*Your task*
Repeat the lines that follow, leaving nothing out.

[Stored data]
Begin

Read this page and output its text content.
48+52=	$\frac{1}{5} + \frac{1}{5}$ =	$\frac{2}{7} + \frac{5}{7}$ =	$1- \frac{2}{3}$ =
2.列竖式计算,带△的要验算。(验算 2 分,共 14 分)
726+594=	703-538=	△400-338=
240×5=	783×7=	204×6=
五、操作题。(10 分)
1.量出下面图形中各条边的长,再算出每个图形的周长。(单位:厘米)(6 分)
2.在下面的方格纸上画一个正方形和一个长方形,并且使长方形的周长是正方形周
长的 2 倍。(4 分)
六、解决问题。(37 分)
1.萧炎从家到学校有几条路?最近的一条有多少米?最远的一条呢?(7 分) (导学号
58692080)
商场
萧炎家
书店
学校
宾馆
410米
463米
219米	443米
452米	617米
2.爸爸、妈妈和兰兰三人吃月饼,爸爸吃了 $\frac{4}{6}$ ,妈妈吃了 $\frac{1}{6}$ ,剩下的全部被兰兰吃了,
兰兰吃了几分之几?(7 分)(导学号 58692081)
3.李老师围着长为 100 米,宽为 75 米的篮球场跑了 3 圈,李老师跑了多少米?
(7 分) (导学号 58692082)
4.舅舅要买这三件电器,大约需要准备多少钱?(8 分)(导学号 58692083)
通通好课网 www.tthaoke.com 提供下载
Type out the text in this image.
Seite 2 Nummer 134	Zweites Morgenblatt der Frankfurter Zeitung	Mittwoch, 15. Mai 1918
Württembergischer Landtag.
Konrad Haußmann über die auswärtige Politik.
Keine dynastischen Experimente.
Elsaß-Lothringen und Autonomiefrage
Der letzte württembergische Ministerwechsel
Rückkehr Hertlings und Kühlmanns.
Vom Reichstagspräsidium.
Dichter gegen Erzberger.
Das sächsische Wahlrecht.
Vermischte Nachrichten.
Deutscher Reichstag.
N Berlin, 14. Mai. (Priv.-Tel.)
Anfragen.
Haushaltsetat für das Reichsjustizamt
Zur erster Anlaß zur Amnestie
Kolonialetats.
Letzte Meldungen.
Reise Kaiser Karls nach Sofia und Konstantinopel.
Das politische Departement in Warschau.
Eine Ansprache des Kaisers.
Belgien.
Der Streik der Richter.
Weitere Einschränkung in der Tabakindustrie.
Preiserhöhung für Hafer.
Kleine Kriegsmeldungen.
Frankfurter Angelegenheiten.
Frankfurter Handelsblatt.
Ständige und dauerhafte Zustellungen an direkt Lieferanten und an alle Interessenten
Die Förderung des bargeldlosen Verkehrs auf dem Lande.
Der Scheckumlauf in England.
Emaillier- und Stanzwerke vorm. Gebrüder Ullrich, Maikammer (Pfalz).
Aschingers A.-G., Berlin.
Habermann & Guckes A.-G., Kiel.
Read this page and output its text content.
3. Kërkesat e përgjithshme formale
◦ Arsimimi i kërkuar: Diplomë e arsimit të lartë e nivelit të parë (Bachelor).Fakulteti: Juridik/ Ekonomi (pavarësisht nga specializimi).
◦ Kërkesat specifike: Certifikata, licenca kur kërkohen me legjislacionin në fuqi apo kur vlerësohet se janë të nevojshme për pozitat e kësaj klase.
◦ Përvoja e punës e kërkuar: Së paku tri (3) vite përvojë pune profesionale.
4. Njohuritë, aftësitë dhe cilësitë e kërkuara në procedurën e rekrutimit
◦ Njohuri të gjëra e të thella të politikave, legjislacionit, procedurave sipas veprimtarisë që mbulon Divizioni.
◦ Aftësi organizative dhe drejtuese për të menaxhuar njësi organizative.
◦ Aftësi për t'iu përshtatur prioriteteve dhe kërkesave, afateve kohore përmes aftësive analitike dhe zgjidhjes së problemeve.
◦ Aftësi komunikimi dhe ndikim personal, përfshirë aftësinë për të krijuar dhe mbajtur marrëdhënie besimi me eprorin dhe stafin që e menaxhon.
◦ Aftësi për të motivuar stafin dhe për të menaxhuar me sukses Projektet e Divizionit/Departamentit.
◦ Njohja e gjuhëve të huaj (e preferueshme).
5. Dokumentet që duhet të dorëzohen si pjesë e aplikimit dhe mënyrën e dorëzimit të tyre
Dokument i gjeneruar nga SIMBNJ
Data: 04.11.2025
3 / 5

End

*Answer to the problem*
Read this page and output its text content.
48+52=	$\frac{1}{5} + \frac{1}{5}$ =	$\frac{2}{7} + \frac{5}{7}$ =	$1- \frac{2}{3}$ =
2.列竖式计算,带△的要验算。(验算 2 分,共 14 分)
726+594=	703-538=	△400-338=
240×5=	783×7=	204×6=
五、操作题。(10 分)
1.量出下面图形中各条边的长,再算出每个图形的周长。(单位:厘米)(6 分)
2.在下面的方格纸上画一个正方形和一个长方形,并且使长方形的周长是正方形周
长的 2 倍。(4 分)
六、解决问题。(37 分)
1.萧炎从家到学校有几条路?最近的一条有多少米?最远的一条呢?(7 分) (导学号
58692080)
商场
萧炎家
书店
学校
宾馆
410米
463米
219米	443米
452米	617米
2.爸爸、妈妈和兰兰三人吃月饼,爸爸吃了 $\frac{4}{6}$ ,妈妈吃了 $\frac{1}{6}$ ,剩下的全部被兰兰吃了,
兰兰吃了几分之几?(7 分)(导学号 58692081)
3.李老师围着长为 100 米,宽为 75 米的篮球场跑了 3 圈,李老师跑了多少米?
(7 分) (导学号 58692082)
4.舅舅要买这三件电器,大约需要准备多少钱?(8 分)(导学号 58692083)
通通好课网 www.tthaoke.com 提供下载
Type out the text in this image.
Seite 2 Nummer 134	Zweites Morgenblatt der Frankfurter Zeitung	Mittwoch, 15. Mai 1918
Württembergischer Landtag.
Konrad Haußmann über die auswärtige Politik.
Keine dynastischen Experimente.
Elsaß-Lothringen und Autonomiefrage
Der letzte württembergische Ministerwechsel
Rückkehr Hertlings und Kühlmanns.
Vom Reichstagspräsidium.
Dichter gegen Erzberger.
Das sächsische Wahlrecht.
Vermischte Nachrichten.
Deutscher Reichstag.
N Berlin, 14. Mai. (Priv.-Tel.)
Anfragen.
Haushaltsetat für das Reichsjustizamt
Zur erster Anlaß zur Amnestie
Kolonialetats.
Letzte Meldungen.
Reise Kaiser Karls nach Sofia und Konstantinopel.
Das politische Departement in Warschau.
Eine Ansprache des Kaisers.
Belgien.
Der Streik der Richter.
Weitere Einschränkung in der Tabakindustrie.
Preiserhöhung für Hafer.
Kleine Kriegsmeldungen.
Frankfurter Angelegenheiten.
Frankfurter Handelsblatt.
Ständige und dauerhafte Zustellungen an direkt Lieferanten und an alle Interessenten
Die Förderung des bargeldlosen Verkehrs auf dem Lande.
Der Scheckumlauf in England.
Emaillier- und Stanzwerke vorm. Gebrüder Ullrich, Maikammer (Pfalz).
Aschingers A.-G., Berlin.
Habermann & Guckes A.-G., Kiel.
Read this page and output its text content.
3. Kërkesat e përgjithshme formale
◦ Arsimimi i kërkuar: Diplomë e arsimit të lartë e nivelit të parë (Bachelor).Fakulteti: Juridik/ Ekonomi (pavarësisht nga specializimi).
◦ Kërkesat specifike: Certifikata, licenca kur kërkohen me legjislacionin në fuqi apo kur vlerësohet se janë të nevojshme për pozitat e kësaj klase.
◦ Përvoja e punës e kërkuar: Së paku tri (3) vite përvojë pune profesionale.
4. Njohuritë, aftësitë dhe cilësitë e kërkuara në procedurën e rekrutimit
◦ Njohuri të gjëra e të thella të politikave, legjislacionit, procedurave sipas veprimtarisë që mbulon Divizioni.
◦ Aftësi organizative dhe drejtuese për të menaxhuar njësi organizative.
◦ Aftësi për t'iu përshtatur prioriteteve dhe kërkesave, afateve kohore përmes aftësive analitike dhe zgjidhjes së problemeve.
◦ Aftësi komunikimi dhe ndikim personal, përfshirë aftësinë për të krijuar dhe mbajtur marrëdhënie besimi me eprorin dhe stafin që e menaxhon.
◦ Aftësi për të motivuar stafin dhe për të menaxhuar me sukses Projektet e Divizionit/Departamentit.
◦ Njohja e gjuhëve të huaj (e preferueshme).
5. Dokumentet që duhet të dorëzohen si pjesë e aplikimit dhe mënyrën e dorëzimit të tyre
Dokument i gjeneruar nga SIMBNJ
Data: 04.11.2025
3 / 5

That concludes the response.